-- Start of Given text --
# My hedgehog is weird because.......



## jholstein11 (Dec 13, 2012)

What are your hedgie's weird little habits? 



My litle guy LOVES my bra. :roll: He's forever trying to burrow in it, pull on the straps... It's his favorite place to snuggle. My pervy little man.


----------



## Christemo (Oct 5, 2011)

Amelia will not wake up for ANYTHING during the day unless someone walks in the room with pepperoni. JUST pepperoni. Weirdo.

Aly is a completely different hog when she's with my fiance. She's a grump to me, fine with him. It's quite strange.


----------



## gogrnny1955 (Jul 6, 2011)

For some unknown reason known only to my albino male Harpo :?: 
Once in awhile he will get up during the day and run around his home throwing
everything in his path over then duck under his liner, calms down and then will calmly go back into his bed to sleep as if nothing ever happened.
Must be having a nightmare the worms have run out :lol:


----------



## msredhead (Sep 28, 2012)

Auri loves my flip flops. She doesn't like anything else but those, and she goes to town on them! Anoints constantly and drags them around!


















Such a silly girl! Sorry for the big pictures, but I had to share lol


----------



## jholstein11 (Dec 13, 2012)

what a weird little cutie!


----------



## Avarris (Dec 3, 2012)

Pippin pulls the paper towel sheet out of her under wheel litter pan, pulls it to her "poopy corner" and then does her business. Oh, and she only balls up around the dog.


----------



## eskye (Oct 5, 2012)

Miss Piggy has a love/hate relationship with my deoderant. She always wants inside my jackets, sweaters, and shirts, and will immediately somehow climb up to my armpit, where she will proceed to stick her wet little nose. It promptly makes her sneeze 6-7 times in a row, and then she will stick her nose in again for another round.


----------



## jholstein11 (Dec 13, 2012)

I had to chuckle... I wear a perfume sometimes that smells like roses.
-- End of Given text --
-- Start of Input records --
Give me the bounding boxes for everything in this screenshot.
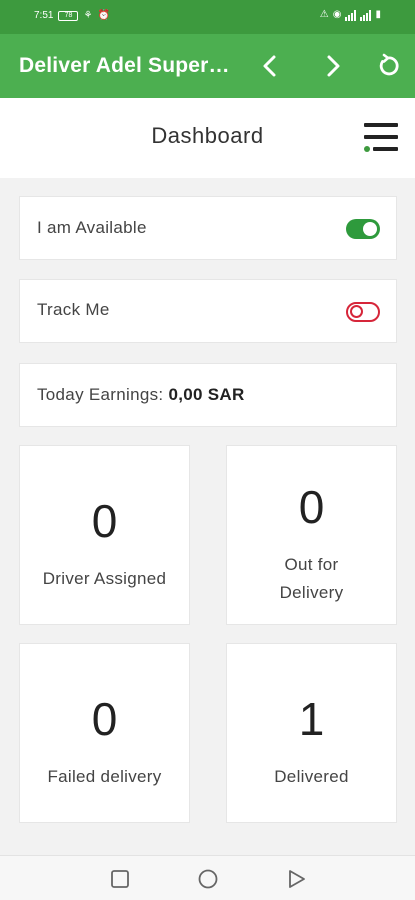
system-nav-bar	[0, 855, 415, 900]
earnings-text: Today Earnings: 0,00 SAR	[37, 385, 245, 405]
stat-label: Failed delivery	[47, 767, 162, 786]
available-row: I am Available	[19, 196, 397, 260]
refresh-icon	[379, 53, 399, 76]
dashboard-header: Dashboard	[0, 98, 415, 178]
stat-card-driver-assigned[interactable]: 0 Driver Assigned	[19, 445, 190, 625]
stat-label-line2: Delivery	[279, 583, 344, 602]
menu-button[interactable]	[360, 122, 400, 156]
stat-count: 1	[298, 693, 325, 745]
battery-icon: ▮	[375, 9, 381, 20]
circle-icon	[198, 869, 218, 889]
track-me-label: Track Me	[37, 300, 110, 319]
square-icon	[111, 870, 129, 888]
track-me-toggle[interactable]	[346, 302, 380, 322]
stat-label: Delivered	[274, 767, 349, 786]
chevron-right-icon	[327, 55, 340, 77]
battery-saver-icon: 78	[58, 11, 79, 21]
home-button[interactable]	[197, 868, 219, 890]
available-toggle[interactable]	[346, 219, 380, 239]
signal-icon	[360, 9, 372, 21]
hotspot-icon: ◉	[332, 9, 342, 20]
stat-count: 0	[91, 693, 118, 745]
back-nav-button[interactable]	[285, 868, 307, 890]
earnings-row: Today Earnings: 0,00 SAR	[19, 363, 397, 427]
stat-count: 0	[91, 495, 118, 547]
usb-icon: ⚘	[83, 10, 93, 21]
triangle-icon	[289, 870, 305, 888]
earnings-label: Today Earnings:	[37, 385, 164, 404]
back-button[interactable]	[255, 50, 287, 82]
app-title: Deliver Adel Super…	[19, 54, 230, 77]
status-bar-right: ⚠ ◉ ▮	[320, 9, 381, 21]
earnings-value: 0,00 SAR	[168, 385, 245, 404]
warning-icon: ⚠	[319, 9, 329, 20]
forward-button[interactable]	[316, 50, 348, 82]
status-bar-left: 7:51 78 ⚘ ⏰	[34, 10, 110, 22]
signal-icon	[345, 9, 357, 21]
recents-button[interactable]	[109, 868, 131, 890]
stat-card-delivered[interactable]: 1 Delivered	[226, 643, 397, 823]
status-bar: 7:51 78 ⚘ ⏰ ⚠ ◉ ▮	[0, 0, 415, 34]
chevron-left-icon	[263, 55, 276, 77]
refresh-button[interactable]	[372, 50, 404, 82]
alarm-icon: ⏰	[97, 10, 110, 21]
track-me-row: Track Me	[19, 279, 397, 343]
page-title: Dashboard	[151, 123, 264, 148]
stat-label: Driver Assigned	[42, 569, 167, 588]
stat-card-failed-delivery[interactable]: 0 Failed delivery	[19, 643, 190, 823]
stat-label: Out for	[284, 555, 339, 574]
available-label: I am Available	[37, 218, 147, 237]
stat-card-out-for-delivery[interactable]: 0 Out for Delivery	[226, 445, 397, 625]
stat-count: 0	[298, 481, 325, 533]
app-bar: Deliver Adel Super…	[0, 34, 415, 98]
clock-text: 7:51	[34, 10, 54, 21]
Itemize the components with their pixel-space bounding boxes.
-- End of Input records --
» Written tasks:
A) Reproduce the hedgehog thread verbatim, from its heading to its final line.
B) Present the lines of the records as a Markdown table with the columns Row and Line, starting at the line that contains "855, 415, 900]" and stopping after the line that contains "693, 118, 745]". Number the rows, and omit any blank lines.
The hedgehog thread and the records were drawn from unrelated sources.

» Outputs in order:
A)
# My hedgehog is weird because.......



## jholstein11 (Dec 13, 2012)

What are your hedgie's weird little habits? 



My litle guy LOVES my bra. :roll: He's forever trying to burrow in it, pull on the straps... It's his favorite place to snuggle. My pervy little man.


----------



## Christemo (Oct 5, 2011)

Amelia will not wake up for ANYTHING during the day unless someone walks in the room with pepperoni. JUST pepperoni. Weirdo.

Aly is a completely different hog when she's with my fiance. She's a grump to me, fine with him. It's quite strange.


----------



## gogrnny1955 (Jul 6, 2011)

For some unknown reason known only to my albino male Harpo :?: 
Once in awhile he will get up during the day and run around his home throwing
everything in his path over then duck under his liner, calms down and then will calmly go back into his bed to sleep as if nothing ever happened.
Must be having a nightmare the worms have run out :lol:


----------



## msredhead (Sep 28, 2012)

Auri loves my flip flops. She doesn't like anything else but those, and she goes to town on them! Anoints constantly and drags them around!


















Such a silly girl! Sorry for the big pictures, but I had to share lol


----------



## jholstein11 (Dec 13, 2012)

what a weird little cutie!


----------



## Avarris (Dec 3, 2012)

Pippin pulls the paper towel sheet out of her under wheel litter pan, pulls it to her "poopy corner" and then does her business. Oh, and she only balls up around the dog.


----------



## eskye (Oct 5, 2012)

Miss Piggy has a love/hate relationship with my deoderant. She always wants inside my jackets, sweaters, and shirts, and will immediately somehow climb up to my armpit, where she will proceed to stick her wet little nose. It promptly makes her sneeze 6-7 times in a row, and then she will stick her nose in again for another round.


----------



## jholstein11 (Dec 13, 2012)

I had to chuckle... I wear a perfume sometimes that smells like roses.

B)
| Row | Line |
|---|---|
| 1 | system-nav-bar	[0, 855, 415, 900] |
| 2 | earnings-text: Today Earnings: 0,00 SAR	[37, 385, 245, 405] |
| 3 | stat-label: Failed delivery	[47, 767, 162, 786] |
| 4 | available-row: I am Available	[19, 196, 397, 260] |
| 5 | refresh-icon	[379, 53, 399, 76] |
| 6 | dashboard-header: Dashboard	[0, 98, 415, 178] |
| 7 | stat-card-driver-assigned[interactable]: 0 Driver Assigned	[19, 445, 190, 625] |
| 8 | stat-label-line2: Delivery	[279, 583, 344, 602] |
| 9 | menu-button[interactable]	[360, 122, 400, 156] |
| 10 | stat-count: 1	[298, 693, 325, 745] |
| 11 | battery-icon: ▮	[375, 9, 381, 20] |
| 12 | circle-icon	[198, 869, 218, 889] |
| 13 | track-me-label: Track Me	[37, 300, 110, 319] |
| 14 | square-icon	[111, 870, 129, 888] |
| 15 | track-me-toggle[interactable]	[346, 302, 380, 322] |
| 16 | stat-label: Delivered	[274, 767, 349, 786] |
| 17 | chevron-right-icon	[327, 55, 340, 77] |
| 18 | battery-saver-icon: 78	[58, 11, 79, 21] |
| 19 | home-button[interactable]	[197, 868, 219, 890] |
| 20 | available-toggle[interactable]	[346, 219, 380, 239] |
| 21 | signal-icon	[360, 9, 372, 21] |
| 22 | hotspot-icon: ◉	[332, 9, 342, 20] |
| 23 | stat-count: 0	[91, 693, 118, 745] |